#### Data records
▬▬▬▬▬▬

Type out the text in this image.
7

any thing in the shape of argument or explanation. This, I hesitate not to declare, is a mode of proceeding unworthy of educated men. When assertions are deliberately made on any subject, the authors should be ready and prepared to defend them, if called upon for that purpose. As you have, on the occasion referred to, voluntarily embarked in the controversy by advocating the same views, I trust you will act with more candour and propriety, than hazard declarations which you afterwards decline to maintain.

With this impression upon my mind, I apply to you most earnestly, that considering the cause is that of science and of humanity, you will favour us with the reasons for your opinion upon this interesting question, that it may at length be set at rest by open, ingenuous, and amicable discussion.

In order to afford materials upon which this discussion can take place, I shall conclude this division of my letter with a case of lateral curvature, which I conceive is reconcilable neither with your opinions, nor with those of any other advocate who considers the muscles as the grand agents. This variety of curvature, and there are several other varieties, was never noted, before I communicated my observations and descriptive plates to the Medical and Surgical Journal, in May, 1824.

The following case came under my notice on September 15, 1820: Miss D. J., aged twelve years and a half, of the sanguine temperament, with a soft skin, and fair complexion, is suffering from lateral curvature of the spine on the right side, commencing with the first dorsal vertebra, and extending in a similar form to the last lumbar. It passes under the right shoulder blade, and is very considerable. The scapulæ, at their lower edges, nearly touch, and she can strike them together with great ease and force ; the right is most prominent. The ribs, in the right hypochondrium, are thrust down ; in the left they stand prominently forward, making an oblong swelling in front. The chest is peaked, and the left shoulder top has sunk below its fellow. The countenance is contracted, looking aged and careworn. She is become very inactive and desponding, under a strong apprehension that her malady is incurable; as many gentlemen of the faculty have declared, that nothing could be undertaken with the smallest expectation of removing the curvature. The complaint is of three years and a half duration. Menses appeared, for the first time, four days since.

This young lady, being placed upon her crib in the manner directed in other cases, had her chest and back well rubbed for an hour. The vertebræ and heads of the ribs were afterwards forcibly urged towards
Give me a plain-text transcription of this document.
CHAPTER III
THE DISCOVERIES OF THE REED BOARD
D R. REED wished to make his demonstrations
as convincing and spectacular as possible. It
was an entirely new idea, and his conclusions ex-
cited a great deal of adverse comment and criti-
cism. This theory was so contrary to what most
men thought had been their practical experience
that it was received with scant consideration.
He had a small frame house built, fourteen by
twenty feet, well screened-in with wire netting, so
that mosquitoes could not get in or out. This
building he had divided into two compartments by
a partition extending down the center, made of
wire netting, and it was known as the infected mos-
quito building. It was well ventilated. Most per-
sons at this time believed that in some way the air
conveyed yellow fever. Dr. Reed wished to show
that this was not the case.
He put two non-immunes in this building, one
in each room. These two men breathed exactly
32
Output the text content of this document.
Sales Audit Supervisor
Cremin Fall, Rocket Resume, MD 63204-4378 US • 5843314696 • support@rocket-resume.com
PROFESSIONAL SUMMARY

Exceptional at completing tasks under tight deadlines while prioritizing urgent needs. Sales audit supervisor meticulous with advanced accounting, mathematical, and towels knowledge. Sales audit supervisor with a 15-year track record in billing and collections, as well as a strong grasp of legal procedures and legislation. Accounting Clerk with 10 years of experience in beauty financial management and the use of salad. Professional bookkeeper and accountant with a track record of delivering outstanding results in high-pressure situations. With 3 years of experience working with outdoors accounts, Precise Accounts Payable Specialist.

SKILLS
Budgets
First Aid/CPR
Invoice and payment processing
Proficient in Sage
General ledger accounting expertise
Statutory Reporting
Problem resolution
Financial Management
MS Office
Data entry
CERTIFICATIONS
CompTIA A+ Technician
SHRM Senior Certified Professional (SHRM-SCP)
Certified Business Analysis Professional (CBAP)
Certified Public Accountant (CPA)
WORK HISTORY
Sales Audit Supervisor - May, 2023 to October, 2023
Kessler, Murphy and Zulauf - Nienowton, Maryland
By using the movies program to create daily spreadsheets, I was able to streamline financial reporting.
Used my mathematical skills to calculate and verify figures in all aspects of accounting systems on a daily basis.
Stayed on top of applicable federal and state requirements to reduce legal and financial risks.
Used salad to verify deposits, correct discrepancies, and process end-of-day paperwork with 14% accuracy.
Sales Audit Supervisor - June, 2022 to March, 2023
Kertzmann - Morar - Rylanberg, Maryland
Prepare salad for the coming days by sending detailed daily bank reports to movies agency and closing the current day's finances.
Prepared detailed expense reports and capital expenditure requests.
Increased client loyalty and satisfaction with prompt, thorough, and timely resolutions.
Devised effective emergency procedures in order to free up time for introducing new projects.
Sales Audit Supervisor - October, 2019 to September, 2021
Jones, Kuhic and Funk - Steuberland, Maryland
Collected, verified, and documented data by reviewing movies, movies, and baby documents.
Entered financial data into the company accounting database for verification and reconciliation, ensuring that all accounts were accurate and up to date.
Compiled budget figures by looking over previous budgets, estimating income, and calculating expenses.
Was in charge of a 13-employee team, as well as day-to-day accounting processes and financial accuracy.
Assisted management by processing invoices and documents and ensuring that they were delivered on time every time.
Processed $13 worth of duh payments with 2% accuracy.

▬▬▬▬▬▬

#### Written request
From the entries above, copy every line where the word "October" shows up.

#### Written solution
Sales Audit Supervisor - May, 2023 to October, 2023
Sales Audit Supervisor - October, 2019 to September, 2021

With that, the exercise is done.